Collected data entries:
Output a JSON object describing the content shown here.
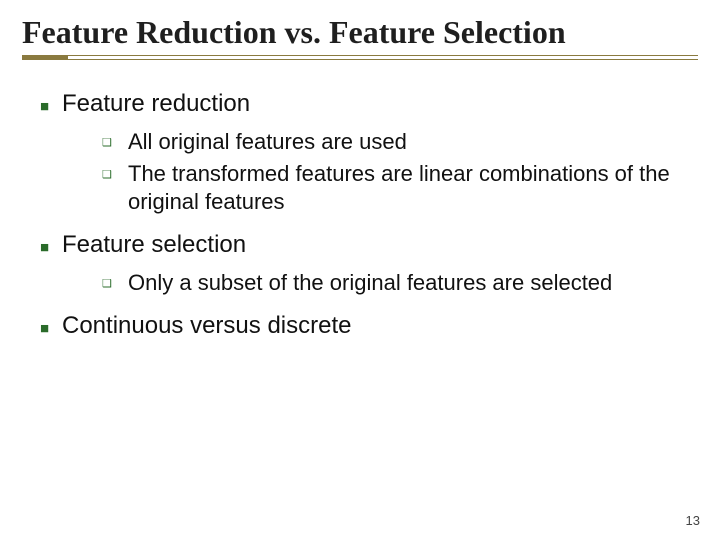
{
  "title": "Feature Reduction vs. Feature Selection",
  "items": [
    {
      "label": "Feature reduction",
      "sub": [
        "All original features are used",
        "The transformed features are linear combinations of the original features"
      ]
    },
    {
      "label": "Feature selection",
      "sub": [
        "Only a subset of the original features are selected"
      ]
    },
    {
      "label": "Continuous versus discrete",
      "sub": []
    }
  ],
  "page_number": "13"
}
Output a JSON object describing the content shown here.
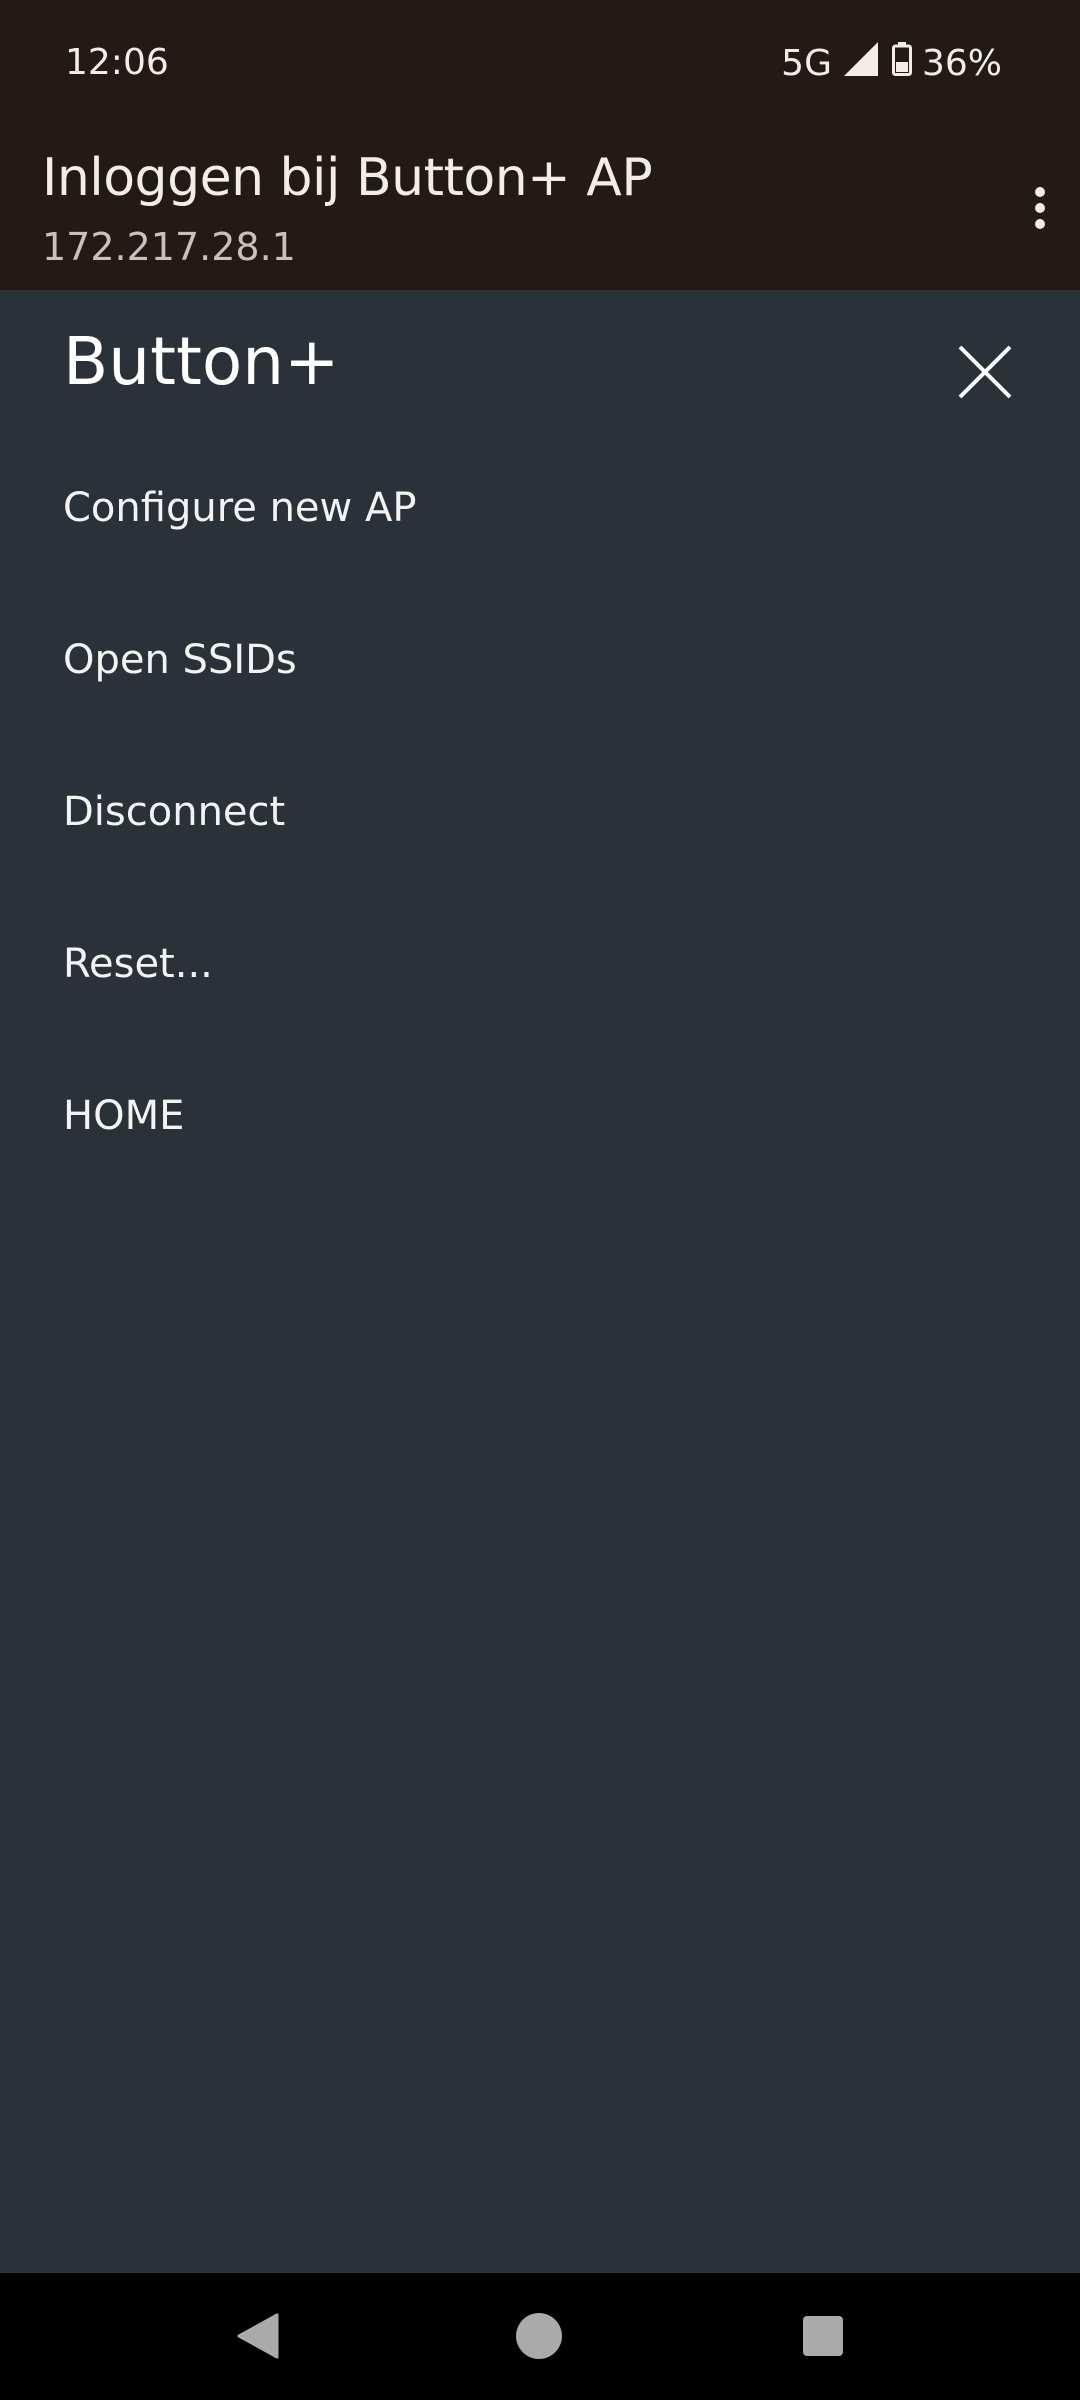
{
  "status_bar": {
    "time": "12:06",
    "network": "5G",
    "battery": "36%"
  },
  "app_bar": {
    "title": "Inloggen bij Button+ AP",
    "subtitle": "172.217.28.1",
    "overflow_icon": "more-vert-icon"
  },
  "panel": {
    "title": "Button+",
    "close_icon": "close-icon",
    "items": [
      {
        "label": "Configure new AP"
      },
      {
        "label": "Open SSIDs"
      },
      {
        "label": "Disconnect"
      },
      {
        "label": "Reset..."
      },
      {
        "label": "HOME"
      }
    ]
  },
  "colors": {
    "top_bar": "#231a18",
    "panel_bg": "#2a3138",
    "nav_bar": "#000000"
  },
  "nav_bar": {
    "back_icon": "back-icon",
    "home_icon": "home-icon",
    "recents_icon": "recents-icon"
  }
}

Given instruction: Repeat the data exactly in full, omitting its pictures.

Solution to the exercise:
Output a JSON object describing the content shown here.
{
  "title": "Feature Reduction vs. Feature Selection",
  "items": [
    {
      "label": "Feature reduction",
      "sub": [
        "All original features are used",
        "The transformed features are linear combinations of the original features"
      ]
    },
    {
      "label": "Feature selection",
      "sub": [
        "Only a subset of the original features are selected"
      ]
    },
    {
      "label": "Continuous versus discrete",
      "sub": []
    }
  ],
  "page_number": "13"
}
Output a JSON object describing the content shown here.
{
  "status_bar": {
    "time": "12:06",
    "network": "5G",
    "battery": "36%"
  },
  "app_bar": {
    "title": "Inloggen bij Button+ AP",
    "subtitle": "172.217.28.1",
    "overflow_icon": "more-vert-icon"
  },
  "panel": {
    "title": "Button+",
    "close_icon": "close-icon",
    "items": [
      {
        "label": "Configure new AP"
      },
      {
        "label": "Open SSIDs"
      },
      {
        "label": "Disconnect"
      },
      {
        "label": "Reset..."
      },
      {
        "label": "HOME"
      }
    ]
  },
  "colors": {
    "top_bar": "#231a18",
    "panel_bg": "#2a3138",
    "nav_bar": "#000000"
  },
  "nav_bar": {
    "back_icon": "back-icon",
    "home_icon": "home-icon",
    "recents_icon": "recents-icon"
  }
}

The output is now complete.